**Objective:** Collect all lines containing the word "Output" from the data.

Start of Records for the task

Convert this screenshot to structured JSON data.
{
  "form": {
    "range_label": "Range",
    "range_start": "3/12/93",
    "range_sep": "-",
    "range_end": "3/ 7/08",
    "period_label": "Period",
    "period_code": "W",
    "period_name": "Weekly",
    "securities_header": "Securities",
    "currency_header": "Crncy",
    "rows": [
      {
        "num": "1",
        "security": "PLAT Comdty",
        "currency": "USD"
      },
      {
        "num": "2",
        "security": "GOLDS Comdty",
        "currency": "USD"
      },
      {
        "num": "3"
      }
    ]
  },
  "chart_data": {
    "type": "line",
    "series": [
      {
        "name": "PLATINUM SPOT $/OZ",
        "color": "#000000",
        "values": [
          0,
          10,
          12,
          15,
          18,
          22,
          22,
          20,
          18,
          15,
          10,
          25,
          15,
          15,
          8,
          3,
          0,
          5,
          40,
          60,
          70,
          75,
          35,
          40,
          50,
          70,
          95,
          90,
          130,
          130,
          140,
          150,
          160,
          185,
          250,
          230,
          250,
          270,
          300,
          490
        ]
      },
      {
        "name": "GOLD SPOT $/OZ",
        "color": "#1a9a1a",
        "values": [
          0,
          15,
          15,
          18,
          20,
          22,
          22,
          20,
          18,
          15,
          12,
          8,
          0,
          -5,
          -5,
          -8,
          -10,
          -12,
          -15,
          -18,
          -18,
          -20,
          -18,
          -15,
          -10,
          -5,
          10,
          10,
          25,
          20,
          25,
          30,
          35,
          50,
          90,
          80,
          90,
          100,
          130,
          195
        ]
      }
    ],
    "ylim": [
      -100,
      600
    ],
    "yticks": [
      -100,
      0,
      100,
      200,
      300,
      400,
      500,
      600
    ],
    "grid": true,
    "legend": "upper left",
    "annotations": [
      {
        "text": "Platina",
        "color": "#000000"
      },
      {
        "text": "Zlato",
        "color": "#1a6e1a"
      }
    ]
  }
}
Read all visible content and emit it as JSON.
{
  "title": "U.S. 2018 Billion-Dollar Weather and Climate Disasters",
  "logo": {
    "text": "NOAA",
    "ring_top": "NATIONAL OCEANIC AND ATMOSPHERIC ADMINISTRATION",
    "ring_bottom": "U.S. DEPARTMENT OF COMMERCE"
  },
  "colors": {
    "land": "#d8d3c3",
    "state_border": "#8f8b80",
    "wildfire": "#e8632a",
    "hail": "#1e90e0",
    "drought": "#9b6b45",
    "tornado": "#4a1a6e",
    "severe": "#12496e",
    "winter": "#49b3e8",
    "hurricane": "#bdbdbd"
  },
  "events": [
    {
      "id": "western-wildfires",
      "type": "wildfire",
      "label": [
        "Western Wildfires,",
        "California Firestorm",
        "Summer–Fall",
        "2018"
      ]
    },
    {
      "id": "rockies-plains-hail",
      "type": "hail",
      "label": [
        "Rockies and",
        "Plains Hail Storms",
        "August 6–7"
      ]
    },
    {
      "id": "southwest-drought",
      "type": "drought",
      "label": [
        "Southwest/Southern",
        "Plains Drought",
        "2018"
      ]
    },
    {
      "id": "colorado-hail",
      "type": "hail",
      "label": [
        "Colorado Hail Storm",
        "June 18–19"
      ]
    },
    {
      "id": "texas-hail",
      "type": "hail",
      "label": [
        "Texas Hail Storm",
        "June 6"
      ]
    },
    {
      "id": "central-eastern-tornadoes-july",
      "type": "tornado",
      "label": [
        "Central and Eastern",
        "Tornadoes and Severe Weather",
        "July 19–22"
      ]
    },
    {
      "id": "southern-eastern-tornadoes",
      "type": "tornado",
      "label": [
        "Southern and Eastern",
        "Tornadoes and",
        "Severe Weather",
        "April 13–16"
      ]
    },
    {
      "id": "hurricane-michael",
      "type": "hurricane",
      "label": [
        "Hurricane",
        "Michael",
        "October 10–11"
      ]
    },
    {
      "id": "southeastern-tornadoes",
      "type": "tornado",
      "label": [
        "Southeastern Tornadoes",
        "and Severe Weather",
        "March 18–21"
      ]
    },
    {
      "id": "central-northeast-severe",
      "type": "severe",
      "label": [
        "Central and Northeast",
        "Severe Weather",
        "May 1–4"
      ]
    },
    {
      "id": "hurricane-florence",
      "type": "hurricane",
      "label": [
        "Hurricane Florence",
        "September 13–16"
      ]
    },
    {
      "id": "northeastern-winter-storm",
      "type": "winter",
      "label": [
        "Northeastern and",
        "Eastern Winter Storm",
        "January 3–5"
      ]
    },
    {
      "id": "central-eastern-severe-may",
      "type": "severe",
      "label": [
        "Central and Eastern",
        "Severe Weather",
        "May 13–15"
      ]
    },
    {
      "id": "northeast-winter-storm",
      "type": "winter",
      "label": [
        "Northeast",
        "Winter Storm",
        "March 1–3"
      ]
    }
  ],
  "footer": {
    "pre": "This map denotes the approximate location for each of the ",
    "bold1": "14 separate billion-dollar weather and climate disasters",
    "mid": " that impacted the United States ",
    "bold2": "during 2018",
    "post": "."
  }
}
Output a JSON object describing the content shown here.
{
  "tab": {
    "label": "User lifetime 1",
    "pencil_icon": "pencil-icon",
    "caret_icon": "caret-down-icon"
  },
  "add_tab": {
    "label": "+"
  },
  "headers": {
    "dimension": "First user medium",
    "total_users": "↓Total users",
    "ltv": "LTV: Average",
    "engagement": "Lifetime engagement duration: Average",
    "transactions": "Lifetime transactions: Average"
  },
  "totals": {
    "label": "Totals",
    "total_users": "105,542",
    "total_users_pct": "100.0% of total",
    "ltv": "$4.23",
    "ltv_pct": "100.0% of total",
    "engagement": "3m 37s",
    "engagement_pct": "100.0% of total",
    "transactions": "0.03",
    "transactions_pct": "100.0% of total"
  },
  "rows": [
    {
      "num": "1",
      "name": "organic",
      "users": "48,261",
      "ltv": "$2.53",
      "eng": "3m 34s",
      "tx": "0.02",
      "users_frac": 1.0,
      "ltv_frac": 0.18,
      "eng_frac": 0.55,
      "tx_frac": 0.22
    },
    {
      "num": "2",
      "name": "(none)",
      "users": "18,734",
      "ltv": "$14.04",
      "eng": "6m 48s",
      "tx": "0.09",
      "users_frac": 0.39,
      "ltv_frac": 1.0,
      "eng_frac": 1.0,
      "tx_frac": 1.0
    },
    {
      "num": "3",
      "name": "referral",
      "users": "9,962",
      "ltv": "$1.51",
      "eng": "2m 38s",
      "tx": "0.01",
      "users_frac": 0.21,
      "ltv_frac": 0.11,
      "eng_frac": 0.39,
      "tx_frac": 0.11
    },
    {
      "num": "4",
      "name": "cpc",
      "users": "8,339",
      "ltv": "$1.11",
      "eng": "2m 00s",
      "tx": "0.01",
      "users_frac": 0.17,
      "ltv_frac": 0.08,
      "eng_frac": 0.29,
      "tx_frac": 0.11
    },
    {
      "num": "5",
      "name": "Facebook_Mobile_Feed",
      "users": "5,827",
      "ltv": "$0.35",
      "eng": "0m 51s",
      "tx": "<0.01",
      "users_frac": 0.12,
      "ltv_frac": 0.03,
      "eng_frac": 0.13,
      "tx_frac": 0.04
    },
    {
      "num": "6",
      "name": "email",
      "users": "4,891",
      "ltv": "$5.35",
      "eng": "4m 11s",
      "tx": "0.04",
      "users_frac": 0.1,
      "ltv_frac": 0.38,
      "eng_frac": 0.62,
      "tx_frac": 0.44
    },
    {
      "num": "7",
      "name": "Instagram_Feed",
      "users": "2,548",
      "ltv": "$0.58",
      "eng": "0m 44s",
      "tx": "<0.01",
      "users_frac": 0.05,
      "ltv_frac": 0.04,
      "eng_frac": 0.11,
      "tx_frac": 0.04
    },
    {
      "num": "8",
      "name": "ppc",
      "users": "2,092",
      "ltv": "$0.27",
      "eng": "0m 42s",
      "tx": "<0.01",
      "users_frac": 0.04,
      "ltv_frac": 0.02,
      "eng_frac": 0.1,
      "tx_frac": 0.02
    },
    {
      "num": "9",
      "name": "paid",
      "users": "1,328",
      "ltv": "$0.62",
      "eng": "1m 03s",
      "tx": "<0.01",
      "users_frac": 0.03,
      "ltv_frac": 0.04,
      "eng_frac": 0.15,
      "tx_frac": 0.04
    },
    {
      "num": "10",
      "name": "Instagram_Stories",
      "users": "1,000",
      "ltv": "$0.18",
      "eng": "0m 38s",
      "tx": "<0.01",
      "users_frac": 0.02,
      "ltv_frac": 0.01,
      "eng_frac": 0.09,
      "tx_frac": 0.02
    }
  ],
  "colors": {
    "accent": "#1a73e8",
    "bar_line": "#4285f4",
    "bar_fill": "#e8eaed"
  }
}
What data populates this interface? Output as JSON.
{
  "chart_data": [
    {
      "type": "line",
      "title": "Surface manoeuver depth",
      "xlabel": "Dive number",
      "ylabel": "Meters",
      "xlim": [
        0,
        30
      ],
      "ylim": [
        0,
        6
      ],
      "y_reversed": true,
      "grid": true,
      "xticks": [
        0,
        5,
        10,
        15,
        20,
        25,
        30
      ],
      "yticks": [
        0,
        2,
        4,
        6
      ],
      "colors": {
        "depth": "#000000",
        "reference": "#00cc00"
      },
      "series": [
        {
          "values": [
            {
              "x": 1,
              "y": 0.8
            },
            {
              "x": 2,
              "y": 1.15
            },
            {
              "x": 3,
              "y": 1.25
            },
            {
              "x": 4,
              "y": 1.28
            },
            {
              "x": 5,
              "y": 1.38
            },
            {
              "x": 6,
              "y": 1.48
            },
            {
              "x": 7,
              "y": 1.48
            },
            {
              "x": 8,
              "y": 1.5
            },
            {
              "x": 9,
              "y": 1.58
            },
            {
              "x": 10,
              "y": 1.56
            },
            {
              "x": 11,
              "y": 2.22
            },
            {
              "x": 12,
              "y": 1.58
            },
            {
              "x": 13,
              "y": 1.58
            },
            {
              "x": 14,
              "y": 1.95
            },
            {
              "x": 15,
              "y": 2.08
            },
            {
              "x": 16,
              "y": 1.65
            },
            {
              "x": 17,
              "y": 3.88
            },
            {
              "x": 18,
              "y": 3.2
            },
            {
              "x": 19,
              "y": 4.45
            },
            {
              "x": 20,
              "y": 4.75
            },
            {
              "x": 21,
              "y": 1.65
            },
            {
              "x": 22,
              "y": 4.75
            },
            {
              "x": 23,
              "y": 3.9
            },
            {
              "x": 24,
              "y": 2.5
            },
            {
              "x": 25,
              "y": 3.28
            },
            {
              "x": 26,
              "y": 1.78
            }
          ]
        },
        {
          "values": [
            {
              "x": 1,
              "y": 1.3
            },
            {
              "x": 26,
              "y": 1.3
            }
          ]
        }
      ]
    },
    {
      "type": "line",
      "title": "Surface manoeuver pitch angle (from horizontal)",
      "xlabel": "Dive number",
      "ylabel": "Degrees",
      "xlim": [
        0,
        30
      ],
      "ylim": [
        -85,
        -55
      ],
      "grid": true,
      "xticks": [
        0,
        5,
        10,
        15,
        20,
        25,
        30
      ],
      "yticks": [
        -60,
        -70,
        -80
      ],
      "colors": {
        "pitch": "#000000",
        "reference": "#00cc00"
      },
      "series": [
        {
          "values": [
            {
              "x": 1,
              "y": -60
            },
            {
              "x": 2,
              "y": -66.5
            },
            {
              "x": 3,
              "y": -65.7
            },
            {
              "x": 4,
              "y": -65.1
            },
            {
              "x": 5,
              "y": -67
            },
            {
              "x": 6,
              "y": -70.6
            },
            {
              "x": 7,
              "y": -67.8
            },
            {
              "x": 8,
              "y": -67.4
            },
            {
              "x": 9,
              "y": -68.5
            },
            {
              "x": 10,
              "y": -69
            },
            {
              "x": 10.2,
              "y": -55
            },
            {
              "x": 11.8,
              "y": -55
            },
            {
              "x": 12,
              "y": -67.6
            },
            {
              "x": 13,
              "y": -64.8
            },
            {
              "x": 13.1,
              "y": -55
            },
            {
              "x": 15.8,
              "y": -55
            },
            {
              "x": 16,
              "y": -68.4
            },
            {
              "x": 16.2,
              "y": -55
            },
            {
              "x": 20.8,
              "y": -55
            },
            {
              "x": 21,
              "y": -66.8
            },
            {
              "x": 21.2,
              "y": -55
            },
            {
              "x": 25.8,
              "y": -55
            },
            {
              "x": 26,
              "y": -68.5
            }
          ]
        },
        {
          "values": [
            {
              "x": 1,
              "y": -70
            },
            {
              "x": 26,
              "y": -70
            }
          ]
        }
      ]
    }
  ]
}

End of Records for the task

**Finished task:**
Output a JSON object describing the content shown here.
What data populates this interface? Output as JSON.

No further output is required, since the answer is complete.